### EXERCISE
Gather all lines in the data that hold the string "label".

(Data items)
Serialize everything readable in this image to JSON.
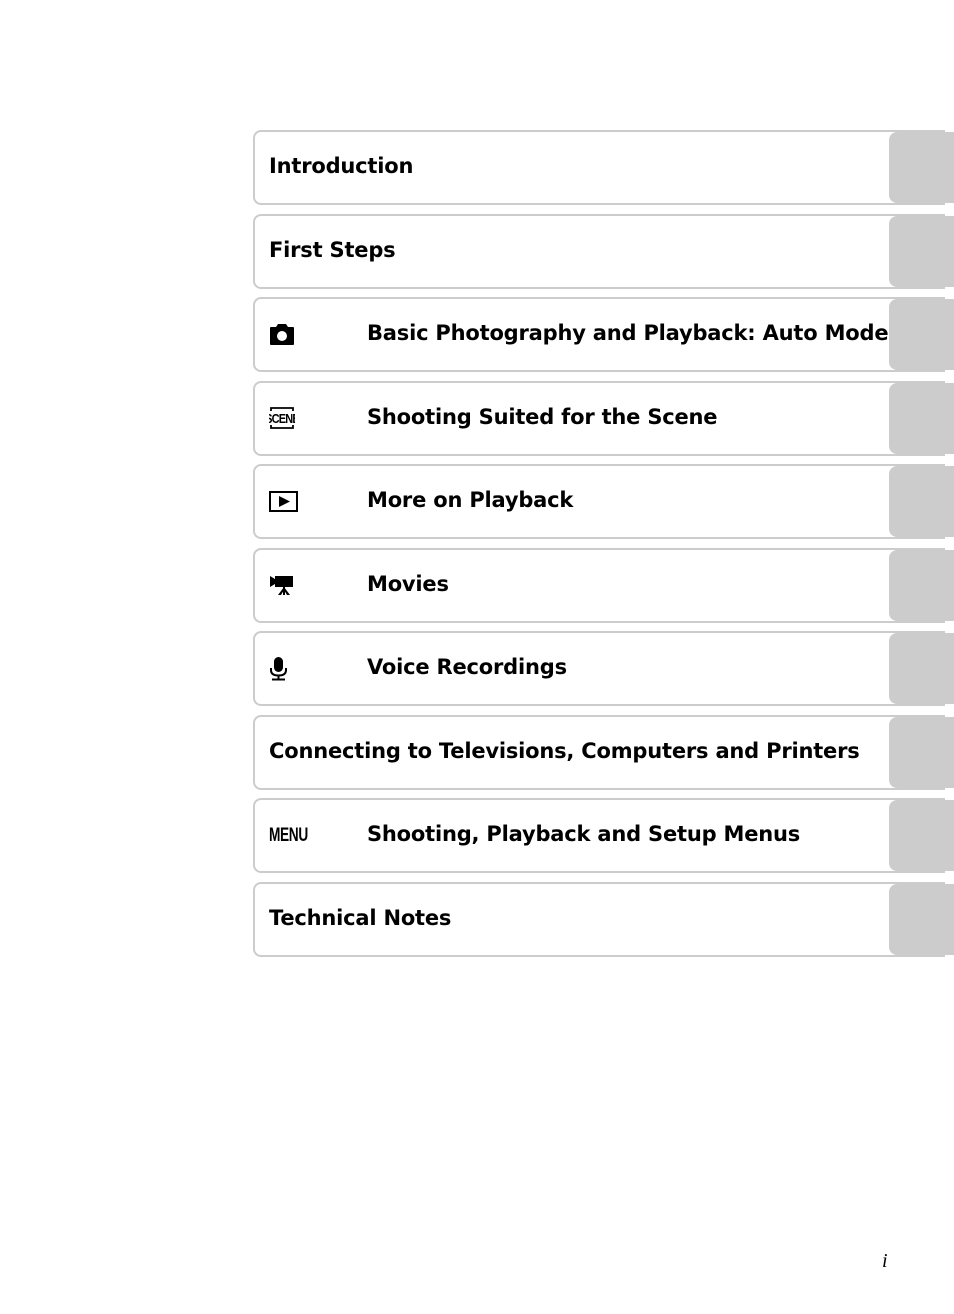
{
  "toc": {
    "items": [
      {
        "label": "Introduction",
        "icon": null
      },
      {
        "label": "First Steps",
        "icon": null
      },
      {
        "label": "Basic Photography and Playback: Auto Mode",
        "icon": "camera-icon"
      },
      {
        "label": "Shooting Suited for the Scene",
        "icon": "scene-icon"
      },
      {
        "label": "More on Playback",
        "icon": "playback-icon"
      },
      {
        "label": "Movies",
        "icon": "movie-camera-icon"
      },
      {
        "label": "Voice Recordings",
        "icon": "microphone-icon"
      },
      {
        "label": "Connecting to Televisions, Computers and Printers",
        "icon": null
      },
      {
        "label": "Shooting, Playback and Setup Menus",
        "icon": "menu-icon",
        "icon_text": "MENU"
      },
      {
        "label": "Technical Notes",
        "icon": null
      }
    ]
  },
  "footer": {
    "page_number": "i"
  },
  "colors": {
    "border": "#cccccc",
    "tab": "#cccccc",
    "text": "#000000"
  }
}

### TASK ANSWER
        "label": "Introduction",
        "label": "First Steps",
        "label": "Basic Photography and Playback: Auto Mode",
        "label": "Shooting Suited for the Scene",
        "label": "More on Playback",
        "label": "Movies",
        "label": "Voice Recordings",
        "label": "Connecting to Televisions, Computers and Printers",
        "label": "Shooting, Playback and Setup Menus",
        "label": "Technical Notes",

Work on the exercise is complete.